[Recorded data]:
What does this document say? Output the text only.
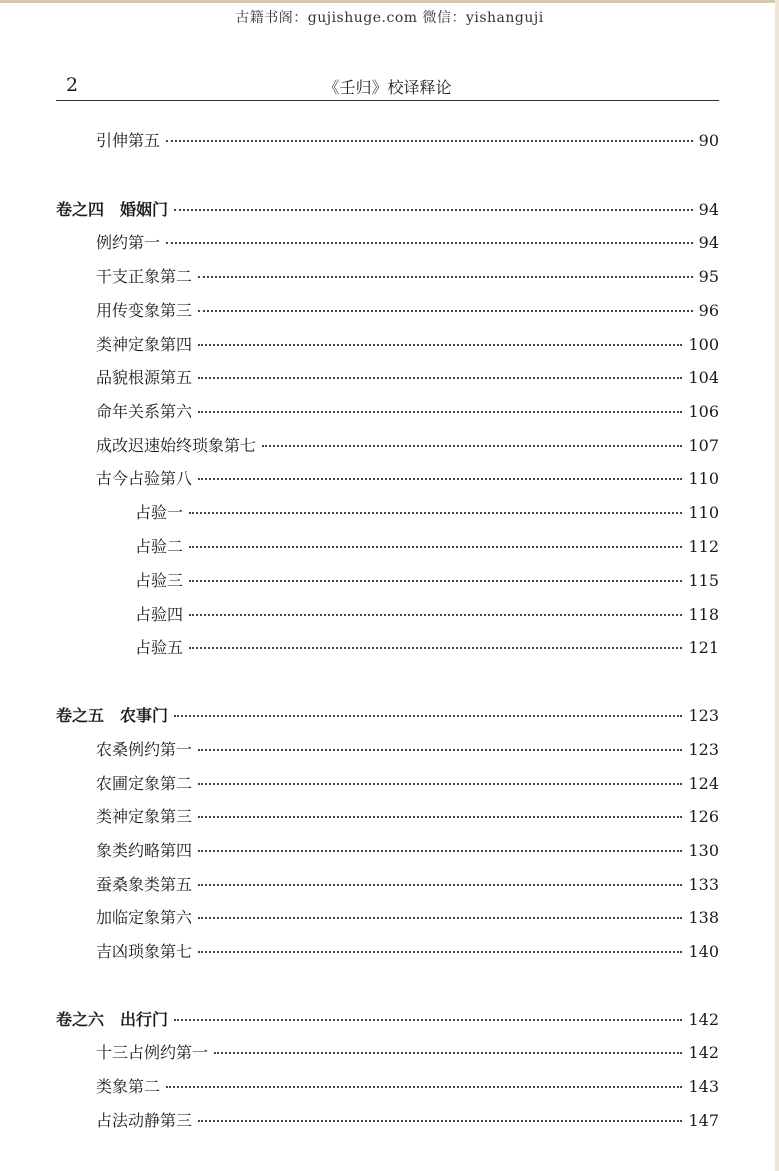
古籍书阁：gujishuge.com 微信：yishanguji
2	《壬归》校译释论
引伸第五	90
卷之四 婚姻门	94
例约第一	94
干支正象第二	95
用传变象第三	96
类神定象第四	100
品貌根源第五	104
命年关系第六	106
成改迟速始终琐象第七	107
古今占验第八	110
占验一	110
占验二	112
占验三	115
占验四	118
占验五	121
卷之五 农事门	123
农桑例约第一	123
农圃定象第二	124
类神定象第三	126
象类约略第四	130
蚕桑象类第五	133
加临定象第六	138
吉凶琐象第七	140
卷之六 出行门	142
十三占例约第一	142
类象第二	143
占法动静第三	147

[What is required]:
Repeat verbatim all the material, but not the pictures.

[Finished answer]:
What does this document say? Output the text only.
古籍书阁：gujishuge.com 微信：yishanguji
2	《壬归》校译释论
引伸第五	90
卷之四 婚姻门	94
例约第一	94
干支正象第二	95
用传变象第三	96
类神定象第四	100
品貌根源第五	104
命年关系第六	106
成改迟速始终琐象第七	107
古今占验第八	110
占验一	110
占验二	112
占验三	115
占验四	118
占验五	121
卷之五 农事门	123
农桑例约第一	123
农圃定象第二	124
类神定象第三	126
象类约略第四	130
蚕桑象类第五	133
加临定象第六	138
吉凶琐象第七	140
卷之六 出行门	142
十三占例约第一	142
类象第二	143
占法动静第三	147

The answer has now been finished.